Data provided
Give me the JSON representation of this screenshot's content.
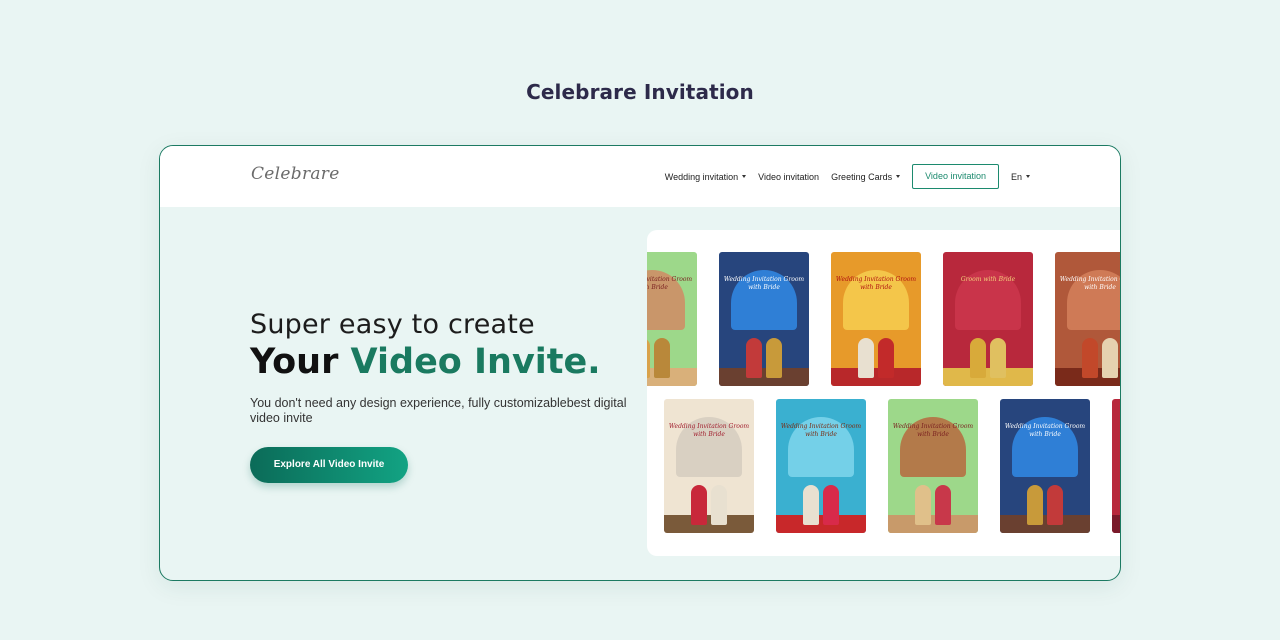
{
  "page": {
    "title": "Celebrare Invitation"
  },
  "navbar": {
    "logo": "Celebrare",
    "items": [
      {
        "label": "Wedding invitation",
        "dropdown": true
      },
      {
        "label": "Video invitation",
        "dropdown": false
      },
      {
        "label": "Greeting Cards",
        "dropdown": true
      }
    ],
    "button_label": "Video invitation",
    "language": "En"
  },
  "hero": {
    "subtitle": "Super easy to create",
    "title_prefix": "Your ",
    "title_accent": "Video Invite.",
    "description": "You don't need any design experience, fully customizablebest digital video invite",
    "cta_label": "Explore All Video Invite"
  },
  "colors": {
    "accent": "#1a7a60",
    "border": "#1c7a62",
    "background": "#e9f5f3",
    "title": "#2d2a4a"
  },
  "gallery": {
    "cards": [
      {
        "name": "card-green-arch-partial",
        "bg": "#9dd88a",
        "arch": "#c9966a",
        "text_color": "#7a2020",
        "floor": "#d9b07a",
        "p1": "#d9a24a",
        "p2": "#b9883a",
        "text": "Wedding Invitation Groom with Bride"
      },
      {
        "name": "card-blue-temple",
        "bg": "#27457d",
        "arch": "#2f7fd6",
        "text_color": "#ffffff",
        "floor": "#6a4030",
        "p1": "#c23a3a",
        "p2": "#c89a3a",
        "text": "Wedding Invitation Groom with Bride"
      },
      {
        "name": "card-red-curtain",
        "bg": "#e79a2a",
        "arch": "#f4c64a",
        "text_color": "#b01010",
        "floor": "#b8282a",
        "p1": "#e8e0d0",
        "p2": "#c22a2a",
        "text": "Wedding Invitation Groom with Bride"
      },
      {
        "name": "card-ganesha-maroon",
        "bg": "#b8283c",
        "arch": "#c9344a",
        "text_color": "#f3d27a",
        "floor": "#e0b84a",
        "p1": "#d8aa3a",
        "p2": "#e0c060",
        "text": "Groom with Bride"
      },
      {
        "name": "card-brown-partial",
        "bg": "#b0583a",
        "arch": "#cf7a56",
        "text_color": "#ffffff",
        "floor": "#7a2a1a",
        "p1": "#c2482a",
        "p2": "#e6d2b0",
        "text": "Wedding Invitation Groom with Bride"
      },
      {
        "name": "card-taj-mahal",
        "bg": "#efe4d2",
        "arch": "#d9d0c2",
        "text_color": "#a01c2c",
        "floor": "#7a5a3a",
        "p1": "#c8283a",
        "p2": "#e8e0d0",
        "text": "Wedding Invitation Groom with Bride"
      },
      {
        "name": "card-beach",
        "bg": "#3ab0d0",
        "arch": "#74d0e8",
        "text_color": "#7a2a10",
        "floor": "#c8282a",
        "p1": "#e8e0d0",
        "p2": "#d82a4a",
        "text": "Wedding Invitation Groom with Bride"
      },
      {
        "name": "card-green-arch",
        "bg": "#9dd88a",
        "arch": "#b37a4a",
        "text_color": "#7a2020",
        "floor": "#c89a6a",
        "p1": "#e0c08a",
        "p2": "#c8384a",
        "text": "Wedding Invitation Groom with Bride"
      },
      {
        "name": "card-blue-temple-2",
        "bg": "#27457d",
        "arch": "#2f7fd6",
        "text_color": "#ffffff",
        "floor": "#6a4030",
        "p1": "#c89a3a",
        "p2": "#c23a3a",
        "text": "Wedding Invitation Groom with Bride"
      },
      {
        "name": "card-red-partial",
        "bg": "#b8283c",
        "arch": "#e07a2a",
        "text_color": "#ffffff",
        "floor": "#7a1a2a",
        "p1": "#e0c060",
        "p2": "#c23a3a",
        "text": ""
      }
    ]
  }
}
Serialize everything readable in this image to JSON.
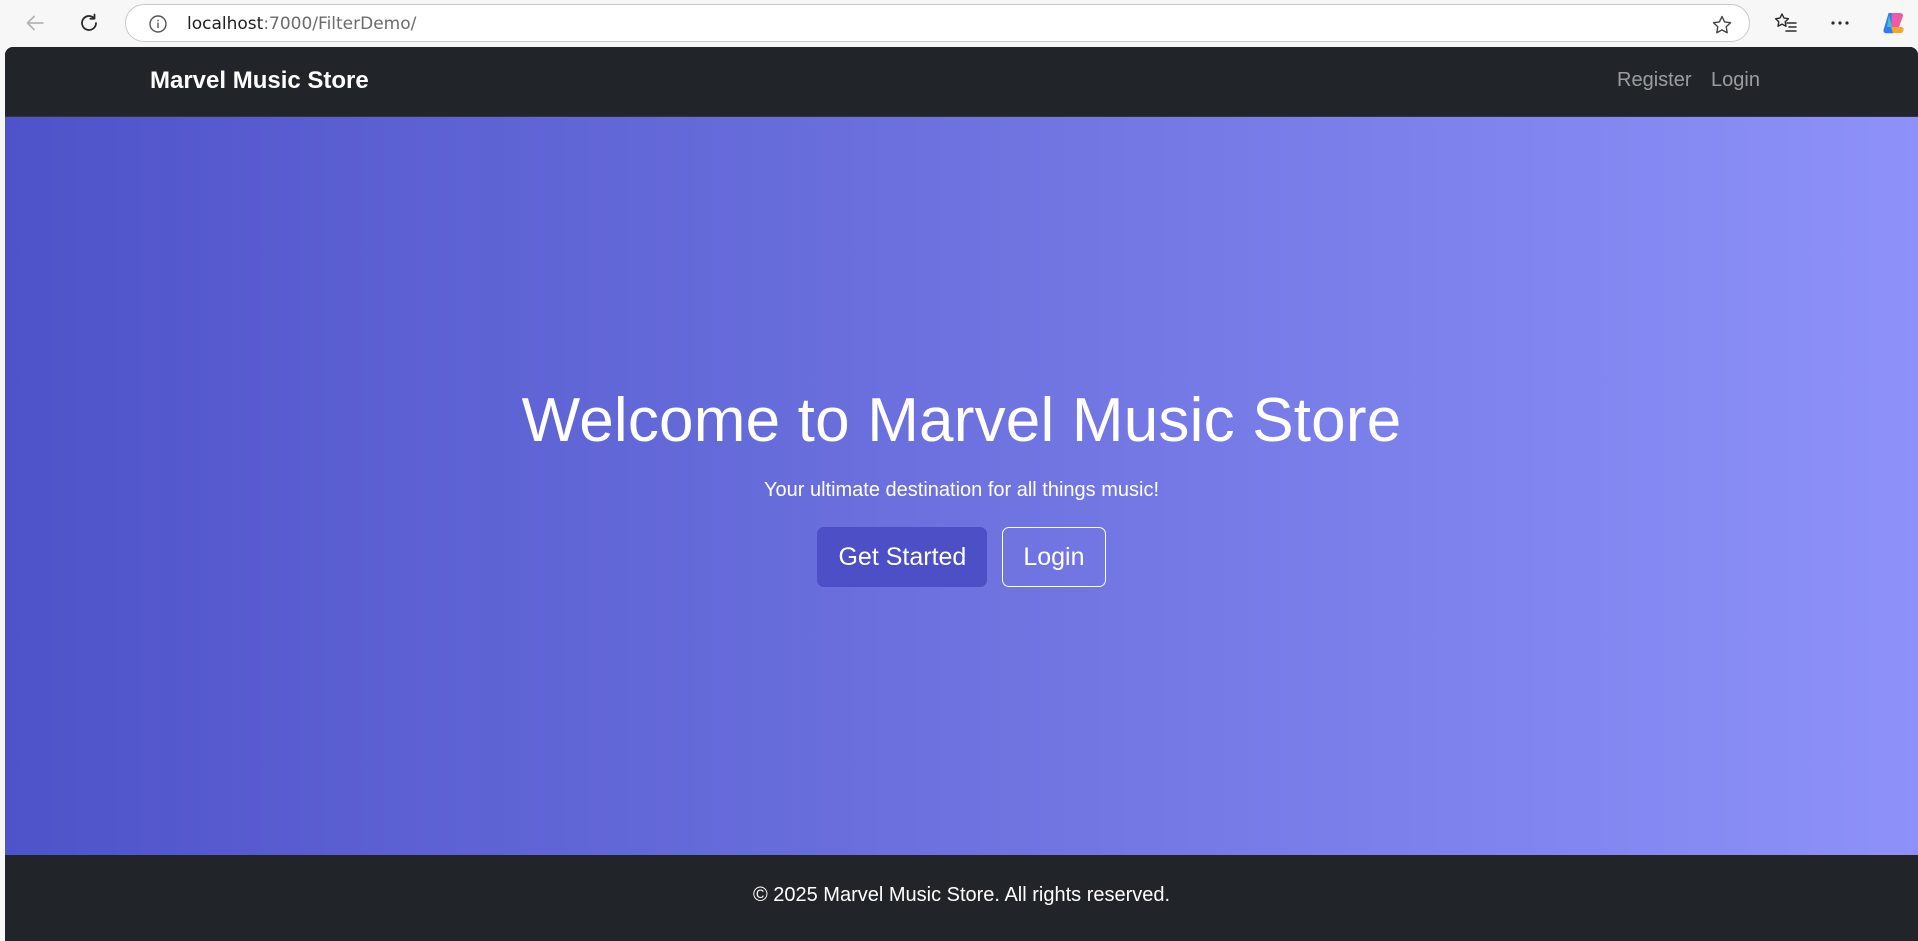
{
  "browser": {
    "url_host": "localhost",
    "url_path": ":7000/FilterDemo/"
  },
  "nav": {
    "brand": "Marvel Music Store",
    "links": [
      "Register",
      "Login"
    ]
  },
  "hero": {
    "title": "Welcome to Marvel Music Store",
    "subtitle": "Your ultimate destination for all things music!",
    "primary_button": "Get Started",
    "secondary_button": "Login"
  },
  "footer": {
    "text": "© 2025 Marvel Music Store. All rights reserved."
  },
  "colors": {
    "nav_bg": "#212529",
    "hero_gradient_start": "#4f53c9",
    "hero_gradient_end": "#8d91f9",
    "primary_button": "#4c4fc6"
  }
}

To do
Write out the lines of the listing from the one that holds "Serialize everything readable" to the very last line, both included, exactly as they appear and without any pictures.

Response to the exercise
Serialize everything readable in this image to JSON.
{
  "browser": {
    "url_host": "localhost",
    "url_path": ":7000/FilterDemo/"
  },
  "nav": {
    "brand": "Marvel Music Store",
    "links": [
      "Register",
      "Login"
    ]
  },
  "hero": {
    "title": "Welcome to Marvel Music Store",
    "subtitle": "Your ultimate destination for all things music!",
    "primary_button": "Get Started",
    "secondary_button": "Login"
  },
  "footer": {
    "text": "© 2025 Marvel Music Store. All rights reserved."
  },
  "colors": {
    "nav_bg": "#212529",
    "hero_gradient_start": "#4f53c9",
    "hero_gradient_end": "#8d91f9",
    "primary_button": "#4c4fc6"
  }
}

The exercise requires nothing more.